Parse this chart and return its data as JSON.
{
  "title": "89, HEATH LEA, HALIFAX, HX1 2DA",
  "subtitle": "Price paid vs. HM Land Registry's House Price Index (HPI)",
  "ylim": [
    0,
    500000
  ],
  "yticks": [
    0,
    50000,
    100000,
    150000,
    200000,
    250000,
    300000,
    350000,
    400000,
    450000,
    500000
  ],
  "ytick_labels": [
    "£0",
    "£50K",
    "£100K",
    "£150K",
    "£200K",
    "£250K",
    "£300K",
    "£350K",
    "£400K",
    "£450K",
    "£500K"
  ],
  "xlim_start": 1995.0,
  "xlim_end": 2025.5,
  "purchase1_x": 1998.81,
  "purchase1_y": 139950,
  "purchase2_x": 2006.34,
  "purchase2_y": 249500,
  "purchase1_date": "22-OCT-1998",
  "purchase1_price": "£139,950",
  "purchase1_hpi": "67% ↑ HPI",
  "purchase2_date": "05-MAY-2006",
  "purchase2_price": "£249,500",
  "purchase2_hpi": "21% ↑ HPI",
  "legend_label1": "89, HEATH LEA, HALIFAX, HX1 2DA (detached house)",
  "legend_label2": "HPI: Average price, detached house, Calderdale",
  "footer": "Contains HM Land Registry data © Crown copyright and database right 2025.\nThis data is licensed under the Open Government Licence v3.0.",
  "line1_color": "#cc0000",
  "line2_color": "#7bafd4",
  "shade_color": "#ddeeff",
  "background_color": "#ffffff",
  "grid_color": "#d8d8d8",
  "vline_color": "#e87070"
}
==========
To be done ▸
Go through the listing above and list every line that has the word "Land".

Answer in full ▸
  "subtitle": "Price paid vs. HM Land Registry's House Price Index (HPI)",
  "footer": "Contains HM Land Registry data © Crown copyright and database right 2025.\nThis data is licensed under the Open Government Licence v3.0.",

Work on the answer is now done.